**What is expected:** From the data that follows, report how many lines hold the string "trong", giving only the number.

**Data entries:**
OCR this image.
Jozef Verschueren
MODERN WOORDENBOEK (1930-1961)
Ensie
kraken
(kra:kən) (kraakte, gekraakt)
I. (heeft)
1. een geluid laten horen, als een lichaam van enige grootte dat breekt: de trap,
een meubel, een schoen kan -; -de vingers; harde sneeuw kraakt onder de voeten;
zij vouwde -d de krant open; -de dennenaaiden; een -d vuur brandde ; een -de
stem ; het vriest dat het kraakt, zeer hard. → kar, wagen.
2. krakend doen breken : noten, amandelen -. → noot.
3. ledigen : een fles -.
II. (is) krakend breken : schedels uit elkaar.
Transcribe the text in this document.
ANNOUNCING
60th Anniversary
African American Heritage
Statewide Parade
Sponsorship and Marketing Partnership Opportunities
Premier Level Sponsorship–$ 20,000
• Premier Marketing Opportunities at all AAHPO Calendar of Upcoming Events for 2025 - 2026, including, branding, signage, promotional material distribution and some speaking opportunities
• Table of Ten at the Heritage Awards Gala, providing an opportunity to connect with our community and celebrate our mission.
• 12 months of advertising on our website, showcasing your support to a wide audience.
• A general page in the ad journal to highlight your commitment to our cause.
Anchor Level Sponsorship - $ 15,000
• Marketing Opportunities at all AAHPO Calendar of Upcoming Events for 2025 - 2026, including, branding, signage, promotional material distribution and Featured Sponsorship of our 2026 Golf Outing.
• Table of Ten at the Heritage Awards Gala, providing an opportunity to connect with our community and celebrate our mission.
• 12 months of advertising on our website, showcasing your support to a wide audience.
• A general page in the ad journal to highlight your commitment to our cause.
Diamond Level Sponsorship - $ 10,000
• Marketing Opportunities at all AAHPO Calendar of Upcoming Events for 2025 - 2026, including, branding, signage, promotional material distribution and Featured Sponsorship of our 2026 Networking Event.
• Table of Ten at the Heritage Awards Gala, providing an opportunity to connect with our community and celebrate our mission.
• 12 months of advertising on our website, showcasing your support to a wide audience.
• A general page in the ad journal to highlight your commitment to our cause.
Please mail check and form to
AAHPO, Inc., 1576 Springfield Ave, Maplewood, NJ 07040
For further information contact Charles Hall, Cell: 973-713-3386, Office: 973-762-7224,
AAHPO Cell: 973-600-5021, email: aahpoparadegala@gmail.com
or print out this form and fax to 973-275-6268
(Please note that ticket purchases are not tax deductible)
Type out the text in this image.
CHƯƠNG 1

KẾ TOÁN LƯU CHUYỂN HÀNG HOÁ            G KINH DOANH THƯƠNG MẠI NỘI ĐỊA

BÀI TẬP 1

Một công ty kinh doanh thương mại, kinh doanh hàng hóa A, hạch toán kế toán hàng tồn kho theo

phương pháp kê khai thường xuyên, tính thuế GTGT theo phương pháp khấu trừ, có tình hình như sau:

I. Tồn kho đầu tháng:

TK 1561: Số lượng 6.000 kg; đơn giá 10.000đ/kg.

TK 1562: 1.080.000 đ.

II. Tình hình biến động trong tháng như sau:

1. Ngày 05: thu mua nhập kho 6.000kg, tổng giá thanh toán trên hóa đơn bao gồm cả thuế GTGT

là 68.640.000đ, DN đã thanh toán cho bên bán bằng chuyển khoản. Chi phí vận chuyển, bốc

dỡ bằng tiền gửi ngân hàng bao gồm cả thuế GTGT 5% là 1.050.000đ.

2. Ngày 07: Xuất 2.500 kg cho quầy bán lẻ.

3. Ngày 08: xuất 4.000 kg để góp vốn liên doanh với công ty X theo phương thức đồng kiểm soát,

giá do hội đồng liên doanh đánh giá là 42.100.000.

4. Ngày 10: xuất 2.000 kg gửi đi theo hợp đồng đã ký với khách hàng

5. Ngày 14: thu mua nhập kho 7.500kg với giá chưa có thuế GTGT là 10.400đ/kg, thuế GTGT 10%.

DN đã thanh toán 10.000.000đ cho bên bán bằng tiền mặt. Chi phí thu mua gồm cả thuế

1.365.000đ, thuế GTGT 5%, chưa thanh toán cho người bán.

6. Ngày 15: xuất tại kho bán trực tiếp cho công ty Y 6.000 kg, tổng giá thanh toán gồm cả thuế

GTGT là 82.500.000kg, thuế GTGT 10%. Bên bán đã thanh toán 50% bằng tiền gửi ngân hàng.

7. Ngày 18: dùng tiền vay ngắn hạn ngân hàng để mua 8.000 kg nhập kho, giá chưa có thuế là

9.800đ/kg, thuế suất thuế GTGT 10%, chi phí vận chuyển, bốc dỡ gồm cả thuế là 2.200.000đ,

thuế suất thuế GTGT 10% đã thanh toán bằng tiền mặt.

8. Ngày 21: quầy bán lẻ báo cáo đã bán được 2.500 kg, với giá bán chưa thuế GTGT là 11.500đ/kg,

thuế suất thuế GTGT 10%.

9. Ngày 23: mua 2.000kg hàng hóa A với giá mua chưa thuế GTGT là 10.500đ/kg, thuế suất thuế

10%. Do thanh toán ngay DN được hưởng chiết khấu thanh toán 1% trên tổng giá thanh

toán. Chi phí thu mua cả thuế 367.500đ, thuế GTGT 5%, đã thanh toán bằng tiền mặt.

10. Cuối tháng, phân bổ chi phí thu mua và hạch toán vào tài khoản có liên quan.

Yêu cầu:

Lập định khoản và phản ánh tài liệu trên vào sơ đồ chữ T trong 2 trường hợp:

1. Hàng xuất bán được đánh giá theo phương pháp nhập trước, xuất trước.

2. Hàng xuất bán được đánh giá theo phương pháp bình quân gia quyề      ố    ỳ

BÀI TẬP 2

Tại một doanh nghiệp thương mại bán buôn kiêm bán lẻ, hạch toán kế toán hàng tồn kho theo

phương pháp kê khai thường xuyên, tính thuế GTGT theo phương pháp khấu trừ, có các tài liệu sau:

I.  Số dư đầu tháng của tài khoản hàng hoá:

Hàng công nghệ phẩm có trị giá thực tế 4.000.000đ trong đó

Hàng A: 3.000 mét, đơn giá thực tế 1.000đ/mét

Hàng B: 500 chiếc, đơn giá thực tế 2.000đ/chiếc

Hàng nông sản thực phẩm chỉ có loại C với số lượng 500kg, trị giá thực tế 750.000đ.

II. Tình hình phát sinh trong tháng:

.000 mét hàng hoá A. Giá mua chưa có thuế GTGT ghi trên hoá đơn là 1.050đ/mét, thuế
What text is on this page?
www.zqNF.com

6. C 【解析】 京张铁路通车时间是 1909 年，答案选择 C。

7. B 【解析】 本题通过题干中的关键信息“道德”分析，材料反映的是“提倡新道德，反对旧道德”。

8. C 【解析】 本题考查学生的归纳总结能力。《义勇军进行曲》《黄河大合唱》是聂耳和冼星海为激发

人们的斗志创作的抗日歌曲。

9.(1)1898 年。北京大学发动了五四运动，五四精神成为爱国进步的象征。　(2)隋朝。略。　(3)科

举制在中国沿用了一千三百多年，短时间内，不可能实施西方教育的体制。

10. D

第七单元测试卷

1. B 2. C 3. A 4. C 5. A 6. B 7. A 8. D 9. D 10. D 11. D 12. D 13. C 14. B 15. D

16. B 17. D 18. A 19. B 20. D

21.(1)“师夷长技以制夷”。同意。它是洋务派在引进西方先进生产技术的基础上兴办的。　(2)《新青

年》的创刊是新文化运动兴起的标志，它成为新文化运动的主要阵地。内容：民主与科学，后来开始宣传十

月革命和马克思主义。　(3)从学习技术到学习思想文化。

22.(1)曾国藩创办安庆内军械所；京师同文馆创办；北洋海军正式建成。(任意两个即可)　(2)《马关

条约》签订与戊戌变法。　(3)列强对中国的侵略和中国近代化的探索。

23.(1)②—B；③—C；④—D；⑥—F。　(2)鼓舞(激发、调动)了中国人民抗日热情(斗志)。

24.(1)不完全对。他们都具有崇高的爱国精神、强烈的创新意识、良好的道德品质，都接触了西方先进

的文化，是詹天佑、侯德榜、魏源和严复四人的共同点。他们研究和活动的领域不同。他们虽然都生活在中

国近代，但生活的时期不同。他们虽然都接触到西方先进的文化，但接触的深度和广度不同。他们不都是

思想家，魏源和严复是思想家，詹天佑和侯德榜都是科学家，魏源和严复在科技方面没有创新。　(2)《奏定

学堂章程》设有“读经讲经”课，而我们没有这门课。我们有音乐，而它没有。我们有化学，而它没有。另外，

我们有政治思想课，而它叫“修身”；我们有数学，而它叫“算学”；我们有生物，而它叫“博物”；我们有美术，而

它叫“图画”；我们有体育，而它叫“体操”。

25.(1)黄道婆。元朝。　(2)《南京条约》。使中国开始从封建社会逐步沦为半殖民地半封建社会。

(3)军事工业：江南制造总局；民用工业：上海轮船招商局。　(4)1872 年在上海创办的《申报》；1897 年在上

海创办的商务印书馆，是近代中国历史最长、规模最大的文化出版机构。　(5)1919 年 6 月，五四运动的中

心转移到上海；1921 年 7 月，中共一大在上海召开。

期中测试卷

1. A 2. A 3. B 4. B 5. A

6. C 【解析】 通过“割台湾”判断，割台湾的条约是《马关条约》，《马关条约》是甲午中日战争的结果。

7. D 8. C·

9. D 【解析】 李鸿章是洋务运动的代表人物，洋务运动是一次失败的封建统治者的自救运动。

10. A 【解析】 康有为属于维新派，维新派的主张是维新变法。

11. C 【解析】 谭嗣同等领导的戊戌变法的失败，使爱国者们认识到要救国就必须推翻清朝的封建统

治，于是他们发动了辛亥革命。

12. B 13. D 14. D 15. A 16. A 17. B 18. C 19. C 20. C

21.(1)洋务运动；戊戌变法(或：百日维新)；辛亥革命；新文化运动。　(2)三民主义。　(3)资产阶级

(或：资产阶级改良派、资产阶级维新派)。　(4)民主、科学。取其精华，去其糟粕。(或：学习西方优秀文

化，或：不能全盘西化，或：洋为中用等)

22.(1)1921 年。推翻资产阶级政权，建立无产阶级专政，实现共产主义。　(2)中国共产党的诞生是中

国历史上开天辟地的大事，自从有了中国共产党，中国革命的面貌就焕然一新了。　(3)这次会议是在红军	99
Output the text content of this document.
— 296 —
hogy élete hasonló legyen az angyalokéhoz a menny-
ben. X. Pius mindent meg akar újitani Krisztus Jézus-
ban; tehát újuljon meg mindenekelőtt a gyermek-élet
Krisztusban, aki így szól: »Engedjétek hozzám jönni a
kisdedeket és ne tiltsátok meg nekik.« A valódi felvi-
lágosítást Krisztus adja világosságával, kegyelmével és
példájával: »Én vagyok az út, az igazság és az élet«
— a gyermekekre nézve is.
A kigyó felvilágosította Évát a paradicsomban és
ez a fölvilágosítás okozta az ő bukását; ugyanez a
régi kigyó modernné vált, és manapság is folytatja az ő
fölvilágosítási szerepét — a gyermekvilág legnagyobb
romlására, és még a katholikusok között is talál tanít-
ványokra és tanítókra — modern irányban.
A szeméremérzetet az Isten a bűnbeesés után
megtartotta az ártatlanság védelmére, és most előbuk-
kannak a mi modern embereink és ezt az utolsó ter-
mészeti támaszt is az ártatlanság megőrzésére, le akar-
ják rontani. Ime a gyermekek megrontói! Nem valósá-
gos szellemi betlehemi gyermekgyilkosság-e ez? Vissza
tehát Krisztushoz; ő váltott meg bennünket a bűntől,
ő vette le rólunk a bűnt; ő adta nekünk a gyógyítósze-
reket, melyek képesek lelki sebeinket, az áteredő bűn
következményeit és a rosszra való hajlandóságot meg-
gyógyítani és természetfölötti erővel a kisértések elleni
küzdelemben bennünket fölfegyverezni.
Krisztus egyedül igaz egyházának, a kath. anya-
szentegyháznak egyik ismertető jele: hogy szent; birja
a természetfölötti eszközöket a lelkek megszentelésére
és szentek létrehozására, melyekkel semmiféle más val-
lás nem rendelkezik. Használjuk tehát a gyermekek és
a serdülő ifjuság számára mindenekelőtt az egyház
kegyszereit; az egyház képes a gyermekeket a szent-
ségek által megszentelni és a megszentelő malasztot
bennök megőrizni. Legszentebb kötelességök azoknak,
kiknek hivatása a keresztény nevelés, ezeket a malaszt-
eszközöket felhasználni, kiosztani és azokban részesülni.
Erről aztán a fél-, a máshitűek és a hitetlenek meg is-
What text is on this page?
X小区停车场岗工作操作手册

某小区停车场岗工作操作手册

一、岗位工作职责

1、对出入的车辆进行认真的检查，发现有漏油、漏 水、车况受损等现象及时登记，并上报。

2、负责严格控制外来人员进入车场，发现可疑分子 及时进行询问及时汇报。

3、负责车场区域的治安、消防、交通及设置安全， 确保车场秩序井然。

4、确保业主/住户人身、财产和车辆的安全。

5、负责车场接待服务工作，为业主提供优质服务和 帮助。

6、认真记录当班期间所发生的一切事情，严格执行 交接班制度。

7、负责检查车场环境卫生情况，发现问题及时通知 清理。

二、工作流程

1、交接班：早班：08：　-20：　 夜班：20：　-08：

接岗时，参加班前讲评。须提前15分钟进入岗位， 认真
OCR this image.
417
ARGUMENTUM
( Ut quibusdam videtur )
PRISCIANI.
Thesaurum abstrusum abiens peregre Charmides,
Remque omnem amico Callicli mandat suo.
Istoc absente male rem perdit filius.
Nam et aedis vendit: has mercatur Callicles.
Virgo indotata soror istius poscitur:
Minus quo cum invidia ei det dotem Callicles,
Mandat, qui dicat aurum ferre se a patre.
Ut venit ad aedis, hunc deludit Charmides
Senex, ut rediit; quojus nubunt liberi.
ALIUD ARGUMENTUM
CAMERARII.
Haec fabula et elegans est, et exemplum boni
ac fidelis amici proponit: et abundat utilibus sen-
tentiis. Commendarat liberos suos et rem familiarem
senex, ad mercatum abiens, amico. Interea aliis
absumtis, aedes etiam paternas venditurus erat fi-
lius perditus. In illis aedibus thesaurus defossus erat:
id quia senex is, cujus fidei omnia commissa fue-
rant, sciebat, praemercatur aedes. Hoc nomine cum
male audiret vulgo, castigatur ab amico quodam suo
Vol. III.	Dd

**Response:** 4